* **What this task involves**
Select every line below containing the word "enrolment".
== Segment start ==
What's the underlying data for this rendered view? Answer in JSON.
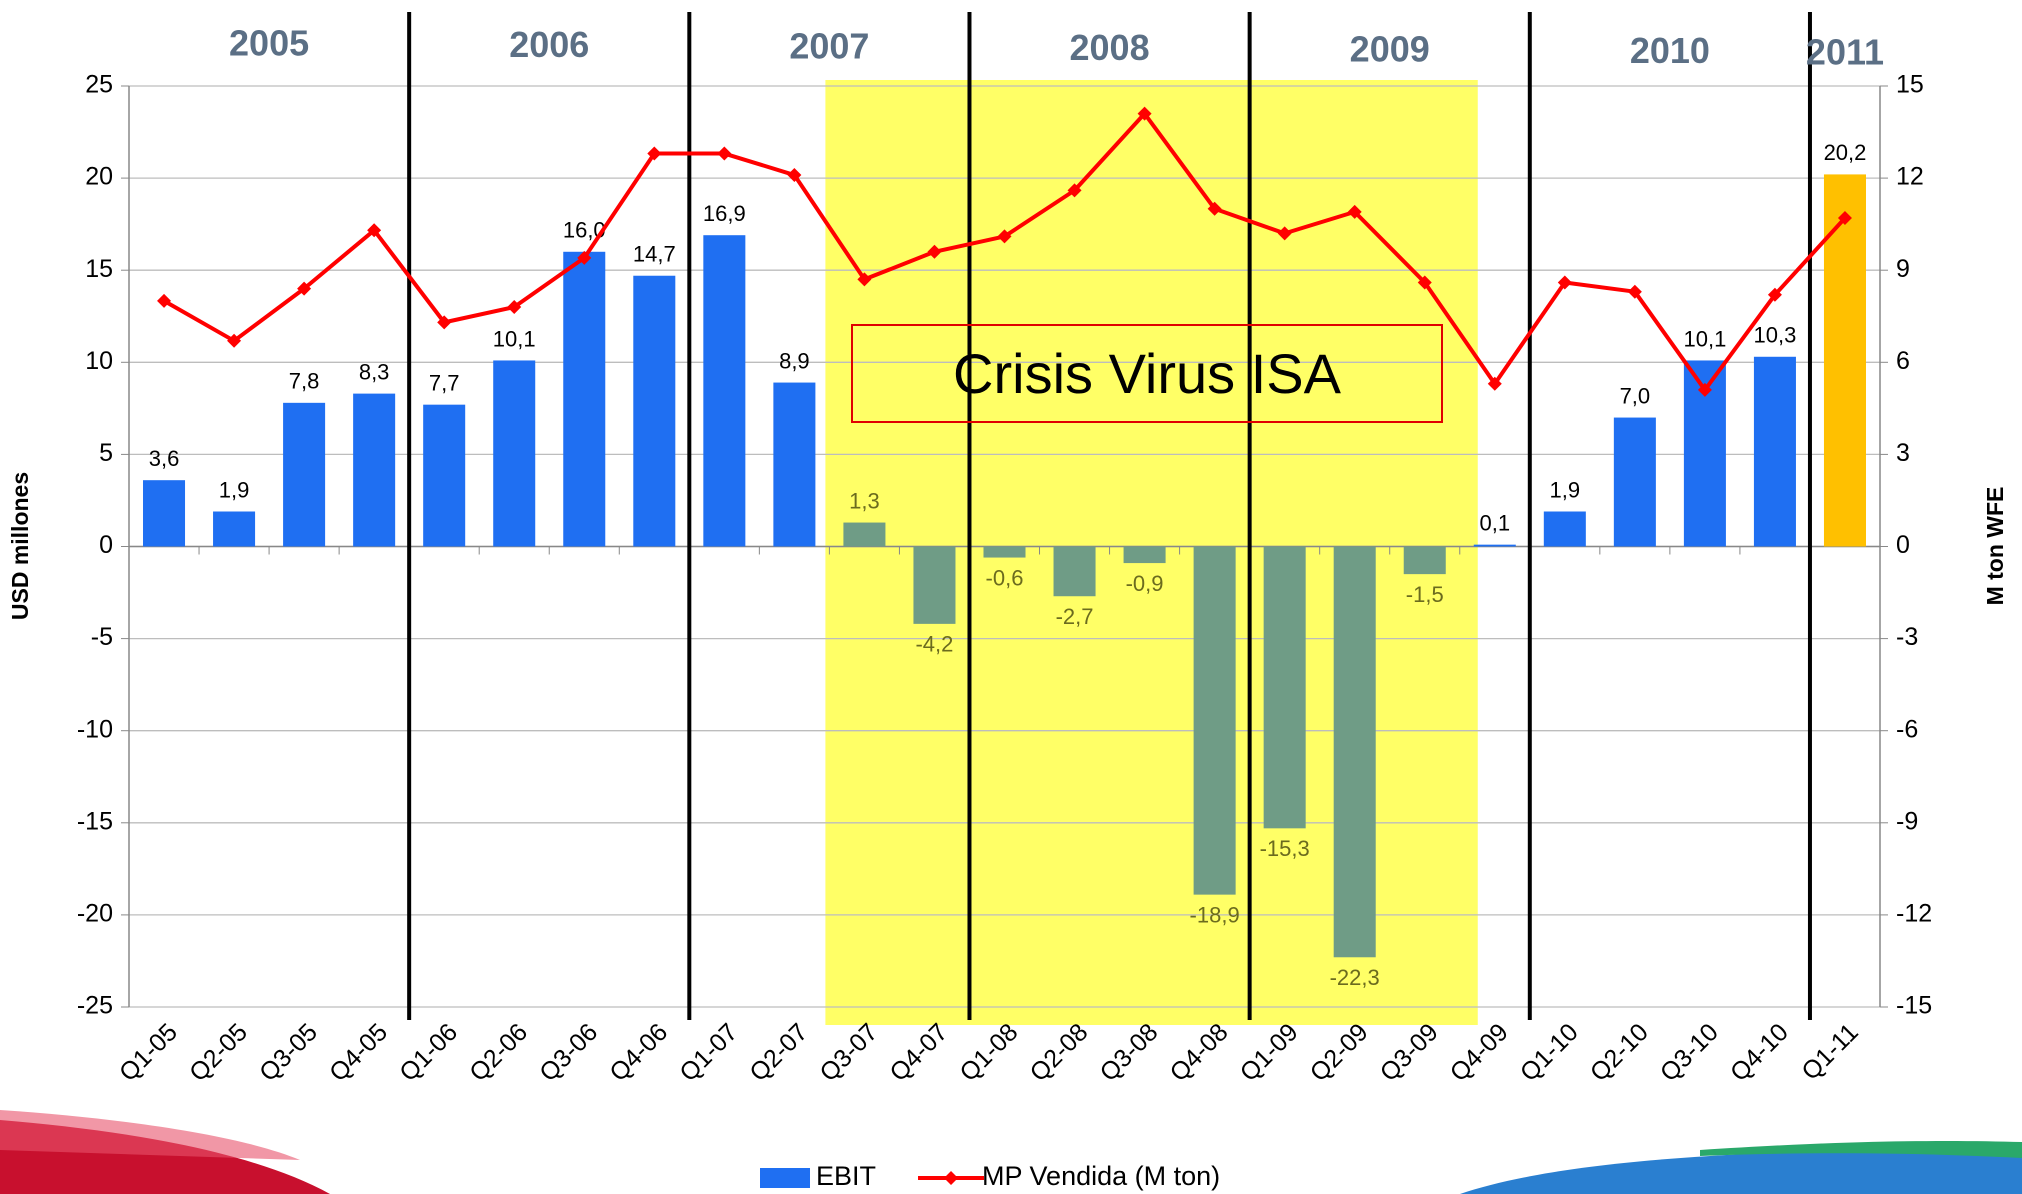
{
  "chart_data": {
    "type": "bar",
    "categories": [
      "Q1-05",
      "Q2-05",
      "Q3-05",
      "Q4-05",
      "Q1-06",
      "Q2-06",
      "Q3-06",
      "Q4-06",
      "Q1-07",
      "Q2-07",
      "Q3-07",
      "Q4-07",
      "Q1-08",
      "Q2-08",
      "Q3-08",
      "Q4-08",
      "Q1-09",
      "Q2-09",
      "Q3-09",
      "Q4-09",
      "Q1-10",
      "Q2-10",
      "Q3-10",
      "Q4-10",
      "Q1-11"
    ],
    "periods": [
      "2005",
      "2006",
      "2007",
      "2008",
      "2009",
      "2010",
      "2011"
    ],
    "highlight": {
      "label": "Crisis Virus ISA",
      "from": "Q3-07",
      "to": "Q3-09",
      "color": "#ffff66"
    },
    "y_label": "USD millones",
    "y2_label": "M ton WFE",
    "ylim": [
      -25,
      25
    ],
    "yticks": [
      -25,
      -20,
      -15,
      -10,
      -5,
      0,
      5,
      10,
      15,
      20,
      25
    ],
    "y2lim": [
      -15,
      15
    ],
    "y2ticks": [
      -15,
      -12,
      -9,
      -6,
      -3,
      0,
      3,
      6,
      9,
      12,
      15
    ],
    "grid": true,
    "legend": "bottom",
    "series": [
      {
        "name": "EBIT",
        "type": "bar",
        "color": "#1f6ff2",
        "colors": [
          "#1f6ff2",
          "#1f6ff2",
          "#1f6ff2",
          "#1f6ff2",
          "#1f6ff2",
          "#1f6ff2",
          "#1f6ff2",
          "#1f6ff2",
          "#1f6ff2",
          "#1f6ff2",
          "#6f9c86",
          "#6f9c86",
          "#6f9c86",
          "#6f9c86",
          "#6f9c86",
          "#6f9c86",
          "#6f9c86",
          "#6f9c86",
          "#6f9c86",
          "#1f6ff2",
          "#1f6ff2",
          "#1f6ff2",
          "#1f6ff2",
          "#1f6ff2",
          "#ffc000"
        ],
        "values": [
          3.6,
          1.9,
          7.8,
          8.3,
          7.7,
          10.1,
          16.0,
          14.7,
          16.9,
          8.9,
          1.3,
          -4.2,
          -0.6,
          -2.7,
          -0.9,
          -18.9,
          -15.3,
          -22.3,
          -1.5,
          0.1,
          1.9,
          7.0,
          10.1,
          10.3,
          20.2
        ],
        "value_labels": [
          "3,6",
          "1,9",
          "7,8",
          "8,3",
          "7,7",
          "10,1",
          "16,0",
          "14,7",
          "16,9",
          "8,9",
          "1,3",
          "-4,2",
          "-0,6",
          "-2,7",
          "-0,9",
          "-18,9",
          "-15,3",
          "-22,3",
          "-1,5",
          "0,1",
          "1,9",
          "7,0",
          "10,1",
          "10,3",
          "20,2"
        ]
      },
      {
        "name": "MP Vendida (M ton)",
        "type": "line",
        "axis": "y2",
        "color": "#ff0000",
        "values": [
          8.0,
          6.7,
          8.4,
          10.3,
          7.3,
          7.8,
          9.4,
          12.8,
          12.8,
          12.1,
          8.7,
          9.6,
          10.1,
          11.6,
          14.1,
          11.0,
          10.2,
          10.9,
          8.6,
          5.3,
          8.6,
          8.3,
          5.1,
          8.2,
          10.7
        ]
      }
    ]
  }
}
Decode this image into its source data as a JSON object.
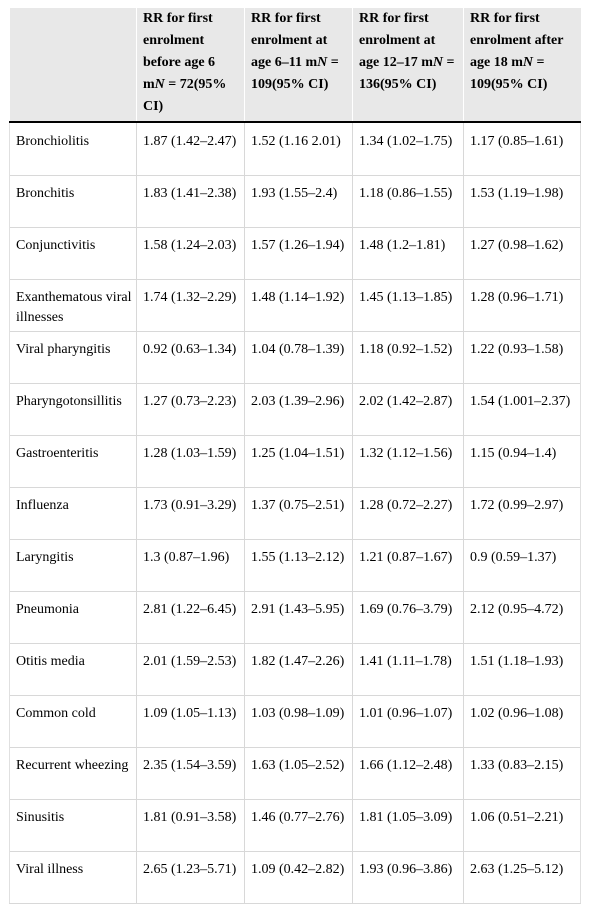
{
  "table": {
    "headers": [
      "",
      "RR for first enrolment before age 6 m⁠N = 72(95% CI)",
      "RR for first enrolment at age 6–11 m⁠N = 109(95% CI)",
      "RR for first enrolment at age 12–17 m⁠N = 136(95% CI)",
      "RR for first enrolment after age 18 m⁠N = 109(95% CI)"
    ],
    "headers_parts": [
      {
        "a": "",
        "n": "",
        "b": ""
      },
      {
        "a": "RR for first enrolment before age 6 m",
        "n": "N",
        "b": " = 72(95% CI)"
      },
      {
        "a": "RR for first enrolment at age 6–11 m",
        "n": "N",
        "b": " = 109(95% CI)"
      },
      {
        "a": "RR for first enrolment at age 12–17 m",
        "n": "N",
        "b": " = 136(95% CI)"
      },
      {
        "a": "RR for first enrolment after age 18 m",
        "n": "N",
        "b": " = 109(95% CI)"
      }
    ],
    "rows": [
      [
        "Bronchiolitis",
        "1.87 (1.42–2.47)",
        "1.52 (1.16 2.01)",
        "1.34 (1.02–1.75)",
        "1.17 (0.85–1.61)"
      ],
      [
        "Bronchitis",
        "1.83 (1.41–2.38)",
        "1.93 (1.55–2.4)",
        "1.18 (0.86–1.55)",
        "1.53 (1.19–1.98)"
      ],
      [
        "Conjunctivitis",
        "1.58 (1.24–2.03)",
        "1.57 (1.26–1.94)",
        "1.48 (1.2–1.81)",
        "1.27 (0.98–1.62)"
      ],
      [
        "Exanthematous viral illnesses",
        "1.74 (1.32–2.29)",
        "1.48 (1.14–1.92)",
        "1.45 (1.13–1.85)",
        "1.28 (0.96–1.71)"
      ],
      [
        "Viral pharyngitis",
        "0.92 (0.63–1.34)",
        "1.04 (0.78–1.39)",
        "1.18 (0.92–1.52)",
        "1.22 (0.93–1.58)"
      ],
      [
        "Pharyngotonsillitis",
        "1.27 (0.73–2.23)",
        "2.03 (1.39–2.96)",
        "2.02 (1.42–2.87)",
        "1.54 (1.001–2.37)"
      ],
      [
        "Gastroenteritis",
        "1.28 (1.03–1.59)",
        "1.25 (1.04–1.51)",
        "1.32 (1.12–1.56)",
        "1.15 (0.94–1.4)"
      ],
      [
        "Influenza",
        "1.73 (0.91–3.29)",
        "1.37 (0.75–2.51)",
        "1.28 (0.72–2.27)",
        "1.72 (0.99–2.97)"
      ],
      [
        "Laryngitis",
        "1.3 (0.87–1.96)",
        "1.55 (1.13–2.12)",
        "1.21 (0.87–1.67)",
        "0.9 (0.59–1.37)"
      ],
      [
        "Pneumonia",
        "2.81 (1.22–6.45)",
        "2.91 (1.43–5.95)",
        "1.69 (0.76–3.79)",
        "2.12 (0.95–4.72)"
      ],
      [
        "Otitis media",
        "2.01 (1.59–2.53)",
        "1.82 (1.47–2.26)",
        "1.41 (1.11–1.78)",
        "1.51 (1.18–1.93)"
      ],
      [
        "Common cold",
        "1.09 (1.05–1.13)",
        "1.03 (0.98–1.09)",
        "1.01 (0.96–1.07)",
        "1.02 (0.96–1.08)"
      ],
      [
        "Recurrent wheezing",
        "2.35 (1.54–3.59)",
        "1.63 (1.05–2.52)",
        "1.66 (1.12–2.48)",
        "1.33 (0.83–2.15)"
      ],
      [
        "Sinusitis",
        "1.81 (0.91–3.58)",
        "1.46 (0.77–2.76)",
        "1.81 (1.05–3.09)",
        "1.06 (0.51–2.21)"
      ],
      [
        "Viral illness",
        "2.65 (1.23–5.71)",
        "1.09 (0.42–2.82)",
        "1.93 (0.96–3.86)",
        "2.63 (1.25–5.12)"
      ]
    ]
  }
}
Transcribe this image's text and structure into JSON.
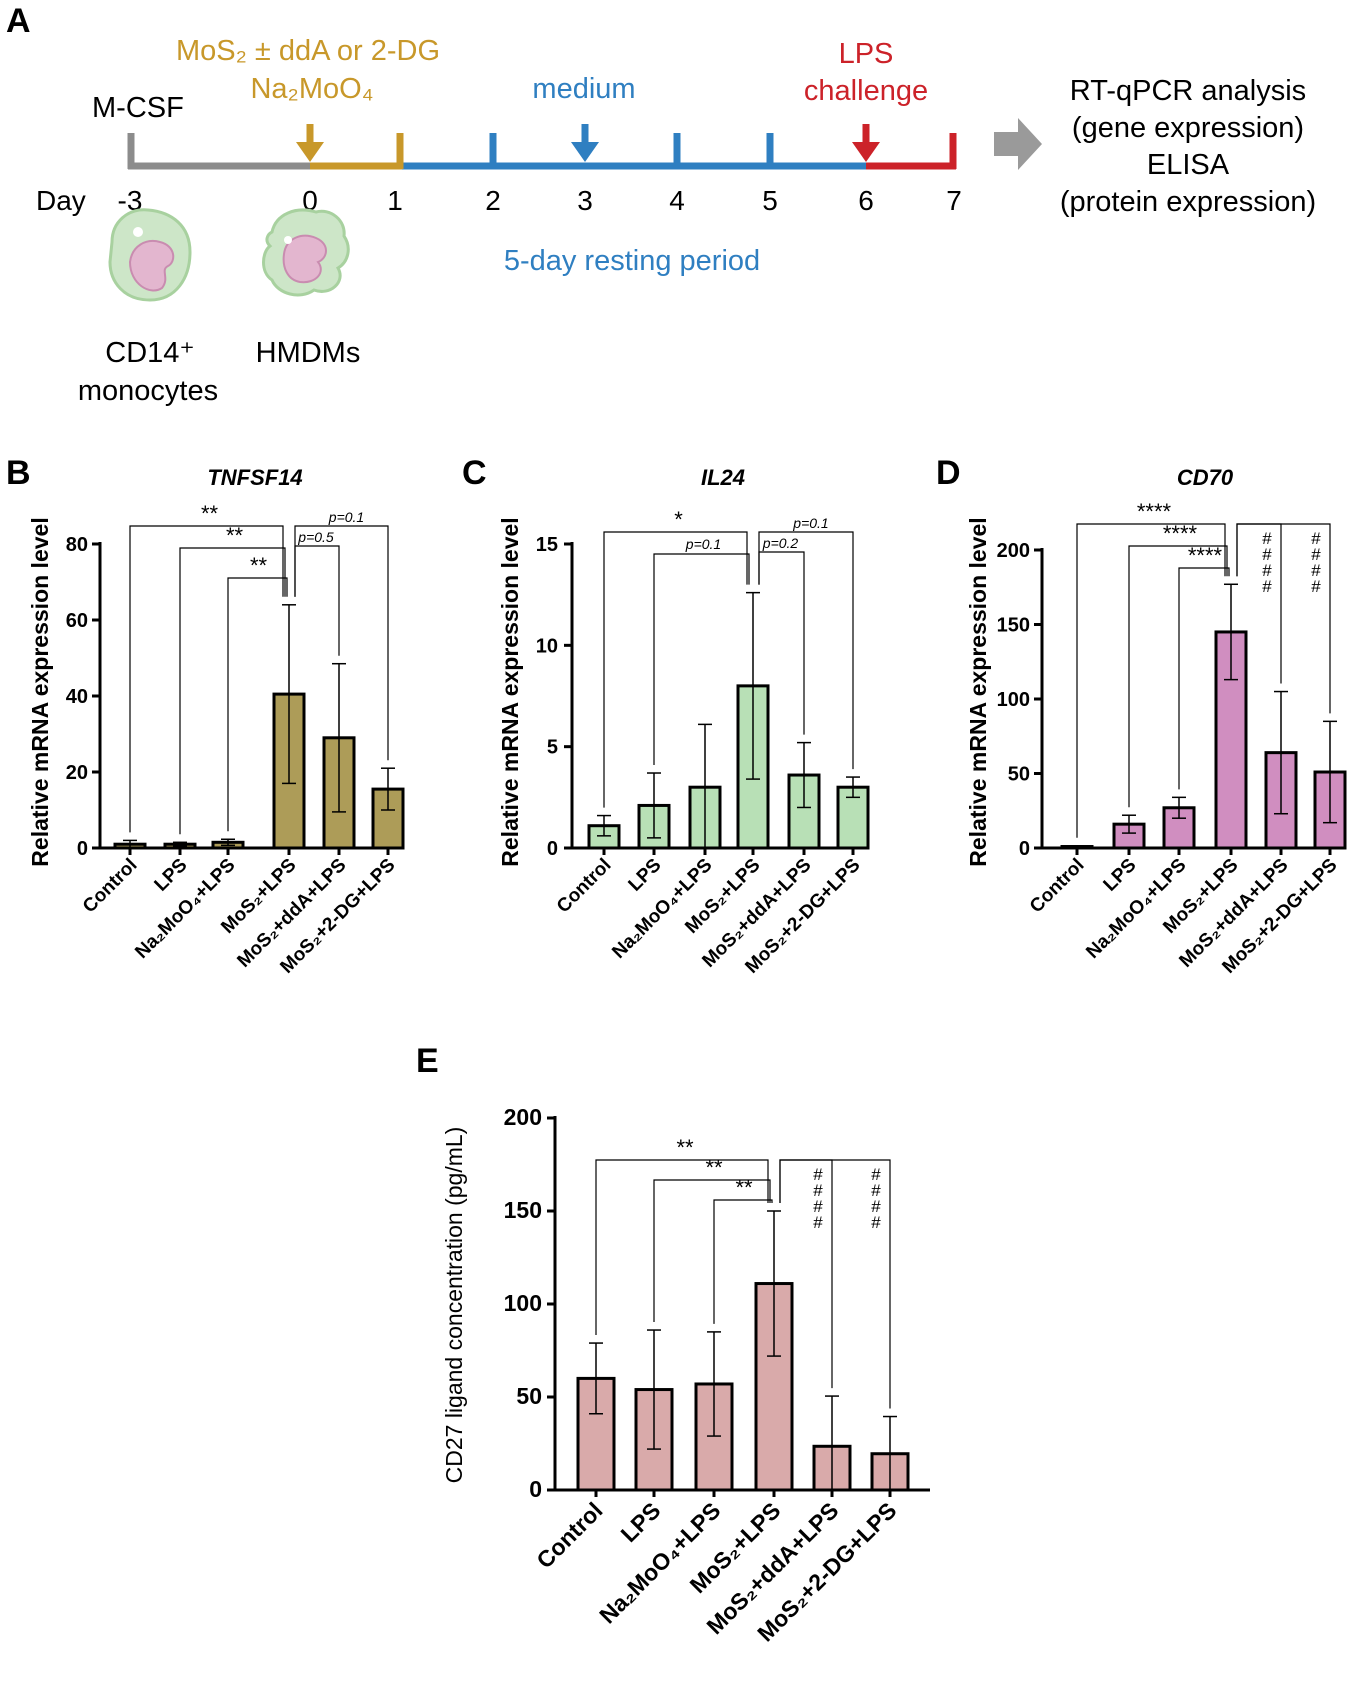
{
  "panel_letters": {
    "a": "A",
    "b": "B",
    "c": "C",
    "d": "D",
    "e": "E"
  },
  "timeline": {
    "mcsf": "M-CSF",
    "treatment_line1": "MoS₂ ± ddA or 2-DG",
    "treatment_line2": "Na₂MoO₄",
    "medium": "medium",
    "lps_line1": "LPS",
    "lps_line2": "challenge",
    "day_label": "Day",
    "days": [
      "-3",
      "0",
      "1",
      "2",
      "3",
      "4",
      "5",
      "6",
      "7"
    ],
    "resting": "5-day resting period",
    "cell1_line1": "CD14⁺",
    "cell1_line2": "monocytes",
    "cell2": "HMDMs",
    "analysis": [
      "RT-qPCR analysis",
      "(gene expression)",
      "ELISA",
      "(protein expression)"
    ],
    "colors": {
      "grey": "#8c8c8c",
      "gold": "#c8982a",
      "blue": "#2f7fc1",
      "red": "#cc2229",
      "arrow": "#9a9a9a"
    }
  },
  "chart_data": [
    {
      "id": "B",
      "type": "bar",
      "title": "TNFSF14",
      "ylabel": "Relative mRNA expression level",
      "categories": [
        "Control",
        "LPS",
        "Na₂MoO₄+LPS",
        "MoS₂+LPS",
        "MoS₂+ddA+LPS",
        "MoS₂+2-DG+LPS"
      ],
      "values": [
        1,
        1,
        1.5,
        40.5,
        29,
        15.5
      ],
      "errors": [
        1,
        0.5,
        0.8,
        23.5,
        19.5,
        5.5
      ],
      "ylim": [
        0,
        80
      ],
      "yticks": [
        0,
        20,
        40,
        60,
        80
      ],
      "bar_color": "#ad9c58",
      "annotations": [
        {
          "from": 0,
          "to": 3,
          "text": "**"
        },
        {
          "from": 1,
          "to": 3,
          "text": "**"
        },
        {
          "from": 2,
          "to": 3,
          "text": "**"
        },
        {
          "from": 3,
          "to": 5,
          "text": "p=0.1"
        },
        {
          "from": 3,
          "to": 4,
          "text": "p=0.5"
        }
      ]
    },
    {
      "id": "C",
      "type": "bar",
      "title": "IL24",
      "ylabel": "Relative mRNA expression level",
      "categories": [
        "Control",
        "LPS",
        "Na₂MoO₄+LPS",
        "MoS₂+LPS",
        "MoS₂+ddA+LPS",
        "MoS₂+2-DG+LPS"
      ],
      "values": [
        1.1,
        2.1,
        3.0,
        8.0,
        3.6,
        3.0
      ],
      "errors": [
        0.5,
        1.6,
        3.1,
        4.6,
        1.6,
        0.5
      ],
      "ylim": [
        0,
        15
      ],
      "yticks": [
        0,
        5,
        10,
        15
      ],
      "bar_color": "#b8e0b6",
      "annotations": [
        {
          "from": 0,
          "to": 3,
          "text": "*"
        },
        {
          "from": 1,
          "to": 3,
          "text": "p=0.1"
        },
        {
          "from": 3,
          "to": 5,
          "text": "p=0.1"
        },
        {
          "from": 3,
          "to": 4,
          "text": "p=0.2"
        }
      ]
    },
    {
      "id": "D",
      "type": "bar",
      "title": "CD70",
      "ylabel": "Relative mRNA expression level",
      "categories": [
        "Control",
        "LPS",
        "Na₂MoO₄+LPS",
        "MoS₂+LPS",
        "MoS₂+ddA+LPS",
        "MoS₂+2-DG+LPS"
      ],
      "values": [
        1,
        16,
        27,
        145,
        64,
        51
      ],
      "errors": [
        0.5,
        6,
        7,
        32,
        41,
        34
      ],
      "ylim": [
        0,
        200
      ],
      "yticks": [
        0,
        50,
        100,
        150,
        200
      ],
      "bar_color": "#d08ec0",
      "annotations": [
        {
          "from": 0,
          "to": 3,
          "text": "****"
        },
        {
          "from": 1,
          "to": 3,
          "text": "****"
        },
        {
          "from": 2,
          "to": 3,
          "text": "****"
        },
        {
          "from": 3,
          "to": 4,
          "text": "####"
        },
        {
          "from": 3,
          "to": 5,
          "text": "####"
        }
      ]
    },
    {
      "id": "E",
      "type": "bar",
      "title": "",
      "ylabel": "CD27 ligand concentration (pg/mL)",
      "categories": [
        "Control",
        "LPS",
        "Na₂MoO₄+LPS",
        "MoS₂+LPS",
        "MoS₂+ddA+LPS",
        "MoS₂+2-DG+LPS"
      ],
      "values": [
        60,
        54,
        57,
        111,
        23.5,
        19.5
      ],
      "errors": [
        19,
        32,
        28,
        39,
        27,
        20
      ],
      "ylim": [
        0,
        200
      ],
      "yticks": [
        0,
        50,
        100,
        150,
        200
      ],
      "bar_color": "#d9aaaa",
      "annotations": [
        {
          "from": 0,
          "to": 3,
          "text": "**"
        },
        {
          "from": 1,
          "to": 3,
          "text": "**"
        },
        {
          "from": 2,
          "to": 3,
          "text": "**"
        },
        {
          "from": 3,
          "to": 4,
          "text": "####"
        },
        {
          "from": 3,
          "to": 5,
          "text": "####"
        }
      ]
    }
  ]
}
== Segment end ==
* **Result of this exercise**
      "RR for first enrolment before age 6 m⁠N = 72(95% CI)",
      "RR for first enrolment at age 6–11 m⁠N = 109(95% CI)",
      "RR for first enrolment at age 12–17 m⁠N = 136(95% CI)",
      "RR for first enrolment after age 18 m⁠N = 109(95% CI)"
        "a": "RR for first enrolment before age 6 m",
        "a": "RR for first enrolment at age 6–11 m",
        "a": "RR for first enrolment at age 12–17 m",
        "a": "RR for first enrolment after age 18 m",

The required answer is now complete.